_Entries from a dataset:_
----
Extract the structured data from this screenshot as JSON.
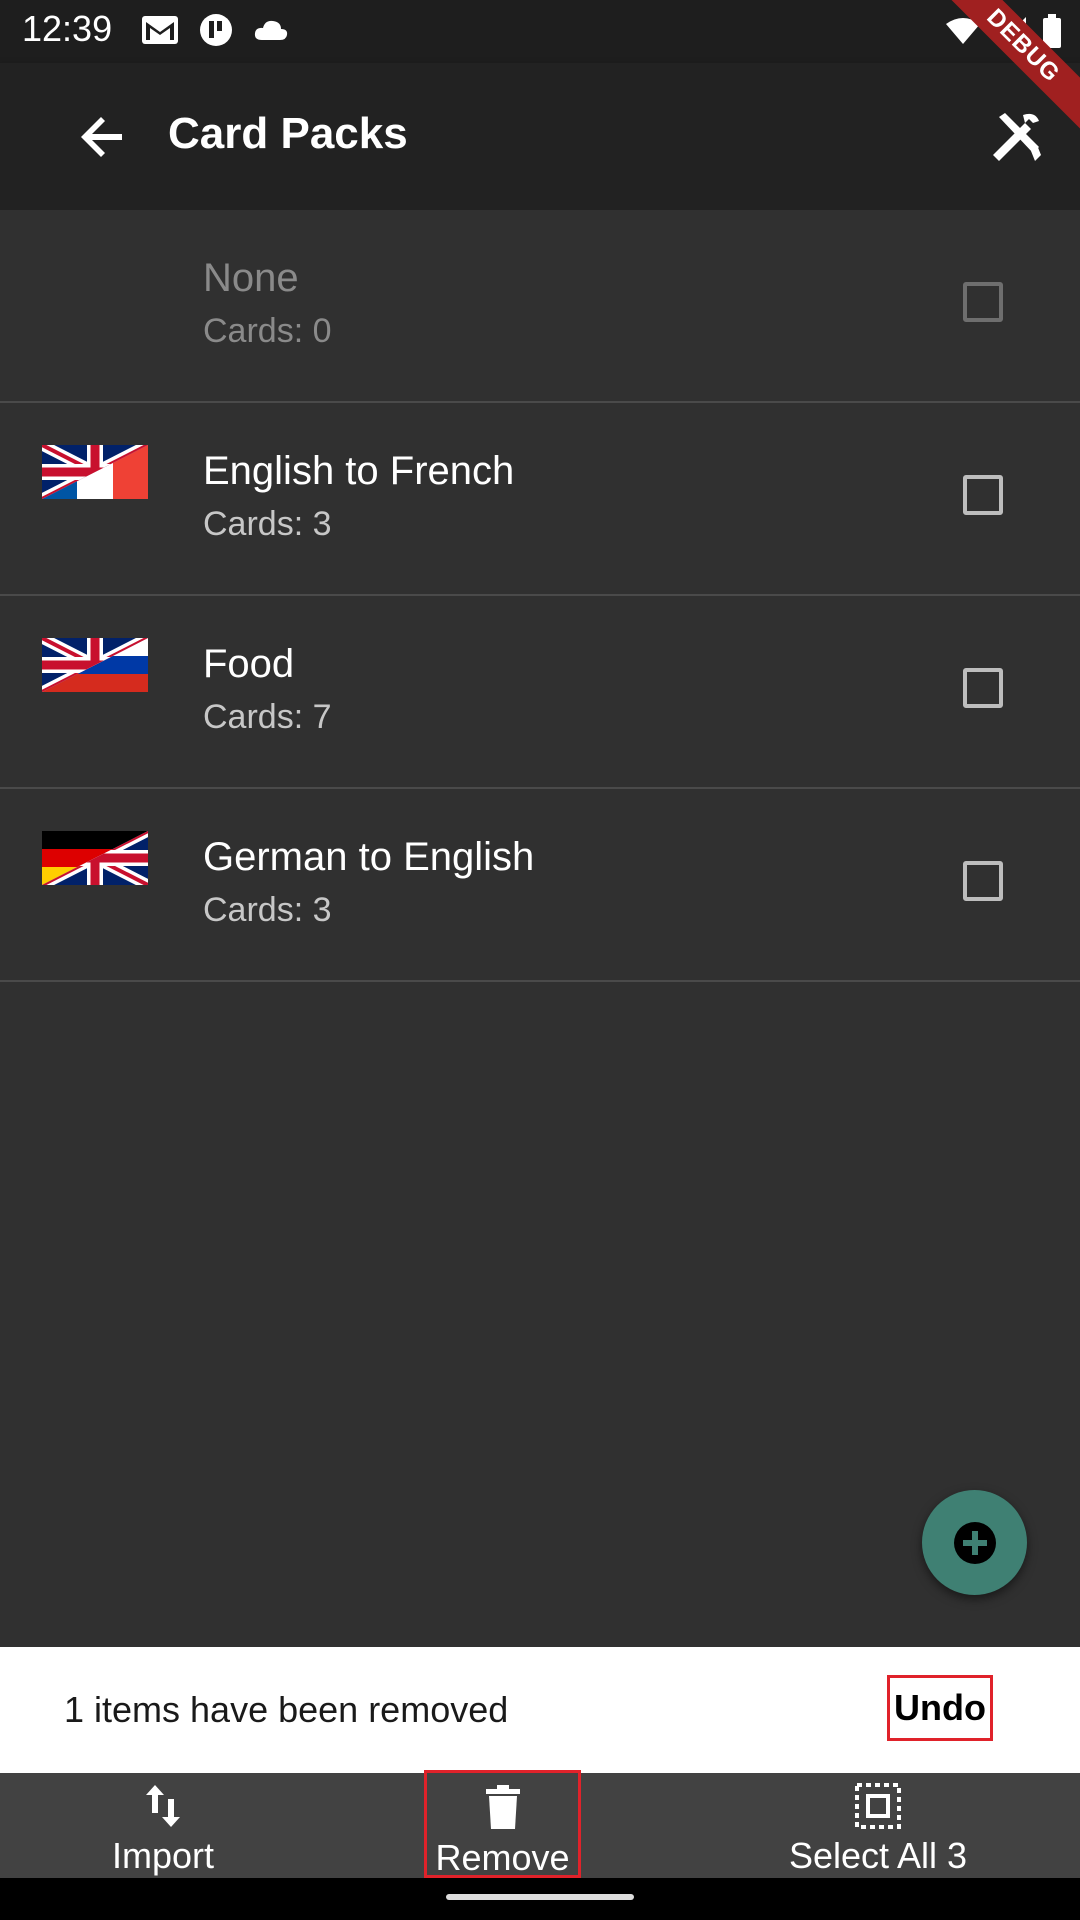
{
  "status_bar": {
    "time": "12:39"
  },
  "app_bar": {
    "title": "Card Packs",
    "debug_label": "DEBUG"
  },
  "packs": [
    {
      "name": "None",
      "cards": "Cards: 0",
      "flag": "none",
      "enabled": false
    },
    {
      "name": "English to French",
      "cards": "Cards: 3",
      "flag": "uk-france"
    },
    {
      "name": "Food",
      "cards": "Cards: 7",
      "flag": "uk-russia"
    },
    {
      "name": "German to English",
      "cards": "Cards: 3",
      "flag": "germany-uk"
    }
  ],
  "snackbar": {
    "message": "1 items have been removed",
    "action": "Undo"
  },
  "bottom_bar": {
    "import_label": "Import",
    "remove_label": "Remove",
    "select_all_label": "Select All 3"
  },
  "colors": {
    "accent": "#3f8073",
    "highlight": "#e0222a",
    "background": "#303030"
  }
}
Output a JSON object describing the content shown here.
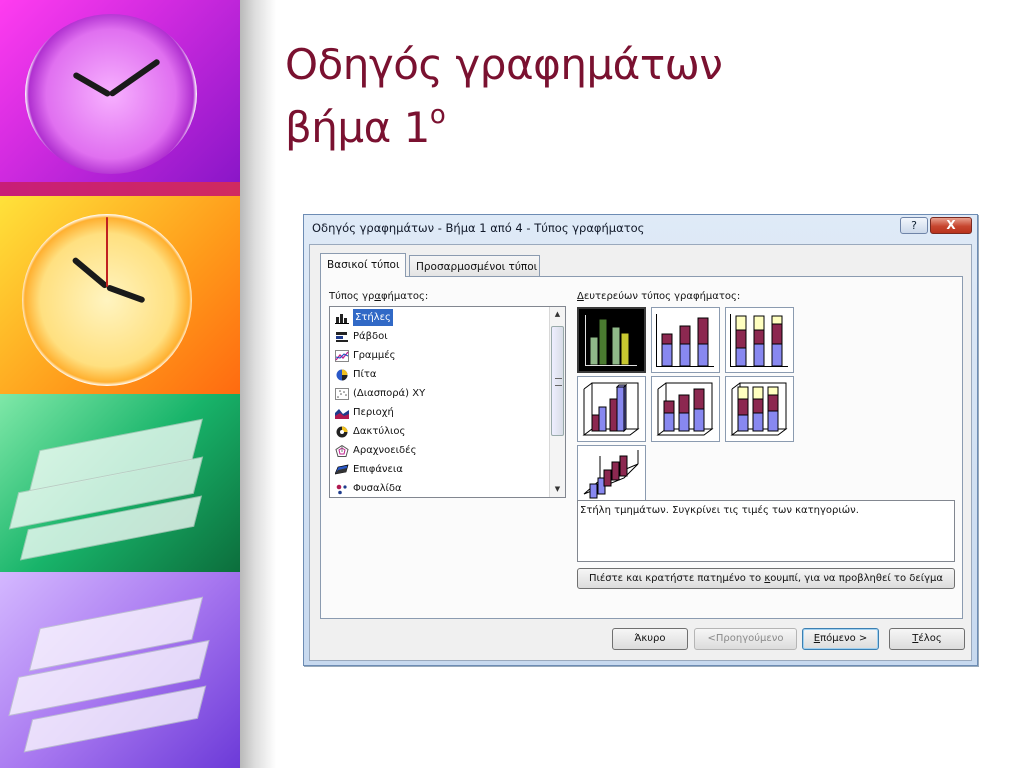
{
  "slide": {
    "title_line1": "Οδηγός γραφημάτων",
    "title_line2": "βήμα 1",
    "title_sup": "ο",
    "title_color": "#7a1130"
  },
  "dialog": {
    "title": "Οδηγός γραφημάτων - Βήμα 1 από 4 - Τύπος γραφήματος",
    "help_label": "?",
    "close_label": "X",
    "tabs": [
      {
        "label": "Βασικοί τύποι",
        "active": true
      },
      {
        "label": "Προσαρμοσμένοι τύποι",
        "active": false
      }
    ],
    "chart_type_label_pre": "Τύπος γρ",
    "chart_type_label_u": "α",
    "chart_type_label_post": "φήματος:",
    "chart_types": [
      {
        "label": "Στήλες",
        "icon": "column-chart-icon",
        "selected": true
      },
      {
        "label": "Ράβδοι",
        "icon": "bar-chart-icon"
      },
      {
        "label": "Γραμμές",
        "icon": "line-chart-icon"
      },
      {
        "label": "Πίτα",
        "icon": "pie-chart-icon"
      },
      {
        "label": "(Διασπορά) XY",
        "icon": "scatter-chart-icon"
      },
      {
        "label": "Περιοχή",
        "icon": "area-chart-icon"
      },
      {
        "label": "Δακτύλιος",
        "icon": "doughnut-chart-icon"
      },
      {
        "label": "Αραχνοειδές",
        "icon": "radar-chart-icon"
      },
      {
        "label": "Επιφάνεια",
        "icon": "surface-chart-icon"
      },
      {
        "label": "Φυσαλίδα",
        "icon": "bubble-chart-icon"
      }
    ],
    "subtype_label_u": "Δ",
    "subtype_label_rest": "ευτερεύων τύπος γραφήματος:",
    "subtypes": [
      {
        "name": "clustered-column",
        "selected": true
      },
      {
        "name": "stacked-column"
      },
      {
        "name": "100-percent-stacked-column"
      },
      {
        "name": "3d-clustered-column"
      },
      {
        "name": "3d-stacked-column"
      },
      {
        "name": "3d-100-percent-stacked-column"
      },
      {
        "name": "3d-column"
      }
    ],
    "description": "Στήλη τμημάτων. Συγκρίνει τις τιμές των κατηγοριών.",
    "preview_button_pre": "Πιέστε και κρατήστε πατημένο το ",
    "preview_button_u": "κ",
    "preview_button_post": "ουμπί, για να προβληθεί το δείγμα",
    "buttons": {
      "cancel": "Άκυρο",
      "back": "<Προηγούμενο",
      "next_u": "Ε",
      "next_rest": "πόμενο >",
      "finish_u": "Τ",
      "finish_rest": "έλος"
    }
  }
}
----
_What is needed:_ Reproduce all entries exactly. Pictures do not belong in the copy.

_Task solution:_
Extract the structured data from this screenshot as JSON.
{
  "status_bar": {
    "time": "12:39"
  },
  "app_bar": {
    "title": "Card Packs",
    "debug_label": "DEBUG"
  },
  "packs": [
    {
      "name": "None",
      "cards": "Cards: 0",
      "flag": "none",
      "enabled": false
    },
    {
      "name": "English to French",
      "cards": "Cards: 3",
      "flag": "uk-france"
    },
    {
      "name": "Food",
      "cards": "Cards: 7",
      "flag": "uk-russia"
    },
    {
      "name": "German to English",
      "cards": "Cards: 3",
      "flag": "germany-uk"
    }
  ],
  "snackbar": {
    "message": "1 items have been removed",
    "action": "Undo"
  },
  "bottom_bar": {
    "import_label": "Import",
    "remove_label": "Remove",
    "select_all_label": "Select All 3"
  },
  "colors": {
    "accent": "#3f8073",
    "highlight": "#e0222a",
    "background": "#303030"
  }
}
Output a JSON object describing the content shown here.
{
  "slide": {
    "title_line1": "Οδηγός γραφημάτων",
    "title_line2": "βήμα 1",
    "title_sup": "ο",
    "title_color": "#7a1130"
  },
  "dialog": {
    "title": "Οδηγός γραφημάτων - Βήμα 1 από 4 - Τύπος γραφήματος",
    "help_label": "?",
    "close_label": "X",
    "tabs": [
      {
        "label": "Βασικοί τύποι",
        "active": true
      },
      {
        "label": "Προσαρμοσμένοι τύποι",
        "active": false
      }
    ],
    "chart_type_label_pre": "Τύπος γρ",
    "chart_type_label_u": "α",
    "chart_type_label_post": "φήματος:",
    "chart_types": [
      {
        "label": "Στήλες",
        "icon": "column-chart-icon",
        "selected": true
      },
      {
        "label": "Ράβδοι",
        "icon": "bar-chart-icon"
      },
      {
        "label": "Γραμμές",
        "icon": "line-chart-icon"
      },
      {
        "label": "Πίτα",
        "icon": "pie-chart-icon"
      },
      {
        "label": "(Διασπορά) XY",
        "icon": "scatter-chart-icon"
      },
      {
        "label": "Περιοχή",
        "icon": "area-chart-icon"
      },
      {
        "label": "Δακτύλιος",
        "icon": "doughnut-chart-icon"
      },
      {
        "label": "Αραχνοειδές",
        "icon": "radar-chart-icon"
      },
      {
        "label": "Επιφάνεια",
        "icon": "surface-chart-icon"
      },
      {
        "label": "Φυσαλίδα",
        "icon": "bubble-chart-icon"
      }
    ],
    "subtype_label_u": "Δ",
    "subtype_label_rest": "ευτερεύων τύπος γραφήματος:",
    "subtypes": [
      {
        "name": "clustered-column",
        "selected": true
      },
      {
        "name": "stacked-column"
      },
      {
        "name": "100-percent-stacked-column"
      },
      {
        "name": "3d-clustered-column"
      },
      {
        "name": "3d-stacked-column"
      },
      {
        "name": "3d-100-percent-stacked-column"
      },
      {
        "name": "3d-column"
      }
    ],
    "description": "Στήλη τμημάτων. Συγκρίνει τις τιμές των κατηγοριών.",
    "preview_button_pre": "Πιέστε και κρατήστε πατημένο το ",
    "preview_button_u": "κ",
    "preview_button_post": "ουμπί, για να προβληθεί το δείγμα",
    "buttons": {
      "cancel": "Άκυρο",
      "back": "<Προηγούμενο",
      "next_u": "Ε",
      "next_rest": "πόμενο >",
      "finish_u": "Τ",
      "finish_rest": "έλος"
    }
  }
}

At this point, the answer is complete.